## GIVEN TASK 1
In the passage about Iona, what name is given to the hill where heavenly visitants shone?

## EXTRACTED TEXT

begin

This, then, is the Iona of Columba.
“There is the bay where the little, sea-tossed coracle drove
ashore. There is the hill —the Hill of Angels—where heavenly visitants shone
before him. There is the sound across which the men of Mull heard vespers
sung by hooded monks—heard the Lord’s song sung in a strange land. There is
the narrow strip of water across which holy men came to take counsel,
sinners to do penance, kings to be crowned. The little island speaks with a
quiet insistance of its past—for was it not at once the fountain and the
fortress of the faith, at once the centre of Celtic learning and of
“The mountaineer and the fisherman and the shepherd of the
Isles live their lives in lonely places, and the winds and waves bear to
them messages from the unknown beyond. They hear the tide of Eternity
forever breaking round the coasts of time, and in spirit they, like St.
Brendan, voyage far in fairy seas.
“Part of the inheritance of the Celt is the sense of the
longing and striving after the unattainable and incomprehensible on Earth.
Forlorn, he has the sense of fighting a losing battle for all his soul holds
dear; for the simple life of old, for the beauty of the world threatened
with utilitarian desecration, for outlived ideals of love and faith and
loyalty, of honour and of chivalry.”—(Wilkie).
“As I write, here on the hill-slope of Dun-I, the sound of
the furtive wave is as the sighing in a shell. I am alone between sea and
sky, for there is no other on this bouldered height, nothing visible but a
single blue shadow that slowly sails the hill-side. The bleating of the
lambs and ewes, the lowing of kine, these come up from the Machair that lies
between the west slopes and the shoreless sea to the west; these ascend as
the very smoke of sound. All around the island there is a continuous
breathing; deeper and more prolonged on the west, where the open sea is, but
audible everywhere. The seals on Soa are even now putting their breasts
against the running tide; for I see a flashing of fins here and there in
patches at the north end of the Sound, and already from the ruddy granite
shores of the Ross there is a congregation of sea-fowl—gannets and
guillemots, skuas and herring-gulls, the long-necked northern diver, the
tern, the cormorant. In the sunblaze, the waters of the Sound dance their
blue bodies and swirl their flashing white hair o’ foam; and, as I look,
they seem to me like children of the wind and the sunshine, leaping and
running in these flowing pastures, with a laughter as sweet against the ears
as the voices of children at play.

end

## RECORDS TO USE

begin

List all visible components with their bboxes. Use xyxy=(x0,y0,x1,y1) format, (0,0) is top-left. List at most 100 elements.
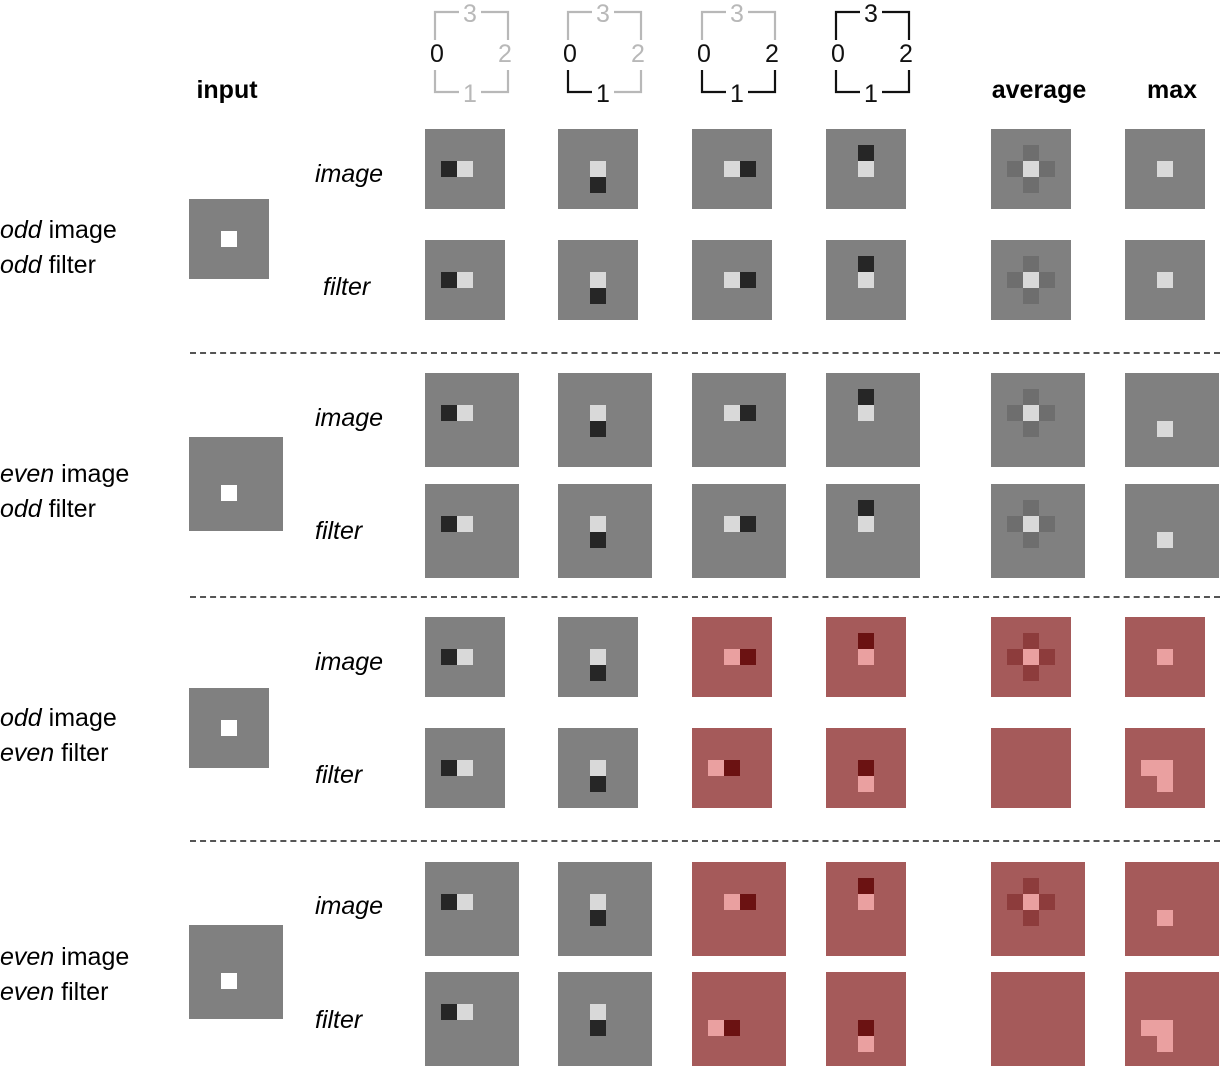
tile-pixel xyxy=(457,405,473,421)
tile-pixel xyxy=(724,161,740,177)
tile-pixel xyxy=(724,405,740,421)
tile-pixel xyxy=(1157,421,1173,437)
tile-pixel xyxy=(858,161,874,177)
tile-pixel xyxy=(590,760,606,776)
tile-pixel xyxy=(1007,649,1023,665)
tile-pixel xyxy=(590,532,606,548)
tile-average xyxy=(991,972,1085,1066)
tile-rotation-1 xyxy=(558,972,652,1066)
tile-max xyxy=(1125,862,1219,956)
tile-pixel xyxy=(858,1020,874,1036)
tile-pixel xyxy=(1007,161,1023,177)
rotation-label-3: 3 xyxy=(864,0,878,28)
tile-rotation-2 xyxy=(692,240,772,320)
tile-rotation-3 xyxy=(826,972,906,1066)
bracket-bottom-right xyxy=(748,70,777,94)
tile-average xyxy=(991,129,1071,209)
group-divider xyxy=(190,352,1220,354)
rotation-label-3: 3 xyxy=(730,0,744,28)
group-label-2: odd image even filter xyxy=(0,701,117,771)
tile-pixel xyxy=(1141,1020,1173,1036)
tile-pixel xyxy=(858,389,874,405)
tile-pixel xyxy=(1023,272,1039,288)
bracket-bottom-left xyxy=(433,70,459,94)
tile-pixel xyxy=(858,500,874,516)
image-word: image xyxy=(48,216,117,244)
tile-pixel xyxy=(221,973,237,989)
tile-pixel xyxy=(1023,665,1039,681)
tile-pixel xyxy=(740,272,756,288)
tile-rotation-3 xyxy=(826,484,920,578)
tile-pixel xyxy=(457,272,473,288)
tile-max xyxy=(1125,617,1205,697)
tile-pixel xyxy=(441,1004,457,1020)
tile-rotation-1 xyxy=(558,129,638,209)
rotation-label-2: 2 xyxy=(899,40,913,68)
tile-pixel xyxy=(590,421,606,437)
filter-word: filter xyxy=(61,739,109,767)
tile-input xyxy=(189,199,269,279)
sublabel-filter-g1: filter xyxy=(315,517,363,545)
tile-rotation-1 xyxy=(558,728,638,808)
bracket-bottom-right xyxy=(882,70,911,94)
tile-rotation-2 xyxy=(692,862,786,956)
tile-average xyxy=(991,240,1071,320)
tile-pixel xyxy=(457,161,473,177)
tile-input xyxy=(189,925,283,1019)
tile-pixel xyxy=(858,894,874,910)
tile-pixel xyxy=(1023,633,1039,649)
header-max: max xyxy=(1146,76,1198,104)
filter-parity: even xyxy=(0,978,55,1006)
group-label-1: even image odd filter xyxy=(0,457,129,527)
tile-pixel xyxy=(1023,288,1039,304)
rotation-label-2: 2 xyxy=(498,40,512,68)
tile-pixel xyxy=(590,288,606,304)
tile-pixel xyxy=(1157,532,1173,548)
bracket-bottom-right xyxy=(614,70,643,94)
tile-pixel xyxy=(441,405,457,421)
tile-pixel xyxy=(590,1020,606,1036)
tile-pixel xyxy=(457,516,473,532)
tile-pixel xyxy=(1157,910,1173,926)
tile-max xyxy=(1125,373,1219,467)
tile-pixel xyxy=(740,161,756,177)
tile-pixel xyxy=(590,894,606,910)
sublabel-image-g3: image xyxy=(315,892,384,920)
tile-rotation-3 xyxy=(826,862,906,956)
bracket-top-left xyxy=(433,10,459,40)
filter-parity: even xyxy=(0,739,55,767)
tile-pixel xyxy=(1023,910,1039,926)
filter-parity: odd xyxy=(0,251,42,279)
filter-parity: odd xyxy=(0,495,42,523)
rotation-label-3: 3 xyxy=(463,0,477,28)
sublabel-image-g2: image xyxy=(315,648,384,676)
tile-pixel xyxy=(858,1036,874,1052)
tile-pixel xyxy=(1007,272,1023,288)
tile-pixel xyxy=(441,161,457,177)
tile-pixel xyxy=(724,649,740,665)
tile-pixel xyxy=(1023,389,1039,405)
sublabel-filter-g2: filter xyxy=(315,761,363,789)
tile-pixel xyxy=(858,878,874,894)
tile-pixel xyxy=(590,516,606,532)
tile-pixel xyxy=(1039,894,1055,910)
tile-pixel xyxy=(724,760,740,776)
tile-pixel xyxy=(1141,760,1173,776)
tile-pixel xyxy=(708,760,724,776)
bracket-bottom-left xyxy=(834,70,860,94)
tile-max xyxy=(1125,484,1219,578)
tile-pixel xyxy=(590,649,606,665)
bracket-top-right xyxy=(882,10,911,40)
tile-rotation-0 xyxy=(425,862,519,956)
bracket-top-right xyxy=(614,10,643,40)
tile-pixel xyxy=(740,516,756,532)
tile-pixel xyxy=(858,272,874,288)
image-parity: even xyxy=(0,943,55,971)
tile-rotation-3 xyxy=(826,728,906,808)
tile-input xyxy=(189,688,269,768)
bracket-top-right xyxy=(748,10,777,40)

end

## GIVEN TASK 2
Please give the records again starting at the line that contains "tile-pixel xyxy=(457,405,473,421)" and ending at the line that contains "tile-average xyxy=(991,972,1085,1066)", with "tile-pixel" swapped out for "tile-dot" and nothing else altered.

## FULL RESPONSE 1
The Hill of Angels.

## FULL RESPONSE 2
tile-dot xyxy=(457,405,473,421)
tile-dot xyxy=(724,161,740,177)
tile-dot xyxy=(724,405,740,421)
tile-dot xyxy=(1157,421,1173,437)
tile-dot xyxy=(858,161,874,177)
tile-dot xyxy=(590,760,606,776)
tile-dot xyxy=(1007,649,1023,665)
tile-dot xyxy=(590,532,606,548)
tile-average xyxy=(991,972,1085,1066)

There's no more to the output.